Entries from a visual dataset:
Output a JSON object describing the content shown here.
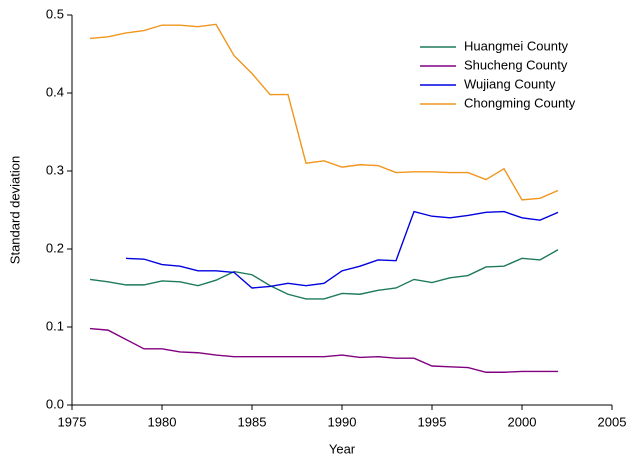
{
  "chart_data": {
    "type": "line",
    "x_label": "Year",
    "y_label": "Standard deviation",
    "x": [
      1976,
      1977,
      1978,
      1979,
      1980,
      1981,
      1982,
      1983,
      1984,
      1985,
      1986,
      1987,
      1988,
      1989,
      1990,
      1991,
      1992,
      1993,
      1994,
      1995,
      1996,
      1997,
      1998,
      1999,
      2000,
      2001,
      2002
    ],
    "series": [
      {
        "name": "Huangmei County",
        "color": "#1f7a5c",
        "values": [
          0.161,
          0.158,
          0.154,
          0.154,
          0.159,
          0.158,
          0.153,
          0.16,
          0.171,
          0.167,
          0.153,
          0.142,
          0.136,
          0.136,
          0.143,
          0.142,
          0.147,
          0.15,
          0.161,
          0.157,
          0.163,
          0.166,
          0.177,
          0.178,
          0.188,
          0.186,
          0.199
        ]
      },
      {
        "name": "Shucheng County",
        "color": "#800080",
        "values": [
          0.098,
          0.096,
          0.084,
          0.072,
          0.072,
          0.068,
          0.067,
          0.064,
          0.062,
          0.062,
          0.062,
          0.062,
          0.062,
          0.062,
          0.064,
          0.061,
          0.062,
          0.06,
          0.06,
          0.05,
          0.049,
          0.048,
          0.042,
          0.042,
          0.043,
          0.043,
          0.043
        ]
      },
      {
        "name": "Wujiang County",
        "color": "#0000e0",
        "values": [
          null,
          null,
          0.188,
          0.187,
          0.18,
          0.178,
          0.172,
          0.172,
          0.17,
          0.15,
          0.152,
          0.156,
          0.153,
          0.156,
          0.172,
          0.178,
          0.186,
          0.185,
          0.248,
          0.242,
          0.24,
          0.243,
          0.247,
          0.248,
          0.24,
          0.237,
          0.247
        ]
      },
      {
        "name": "Chongming County",
        "color": "#f0961e",
        "values": [
          0.47,
          0.472,
          0.477,
          0.48,
          0.487,
          0.487,
          0.485,
          0.488,
          0.448,
          0.425,
          0.398,
          0.398,
          0.31,
          0.313,
          0.305,
          0.308,
          0.307,
          0.298,
          0.299,
          0.299,
          0.298,
          0.298,
          0.289,
          0.303,
          0.263,
          0.265,
          0.275
        ]
      }
    ],
    "xlim": [
      1975,
      2005
    ],
    "xticks": [
      1975,
      1980,
      1985,
      1990,
      1995,
      2000,
      2005
    ],
    "ylim": [
      0,
      0.5
    ],
    "yticks": [
      {
        "value": 0,
        "label": "0.0"
      },
      0.1,
      0.2,
      0.3,
      0.4,
      0.5
    ],
    "legend": "upper right"
  }
}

» Work to complete
Search the data above for the string "County" and return every line that has it.

» Final answer
        "name": "Huangmei County",
        "name": "Shucheng County",
        "name": "Wujiang County",
        "name": "Chongming County",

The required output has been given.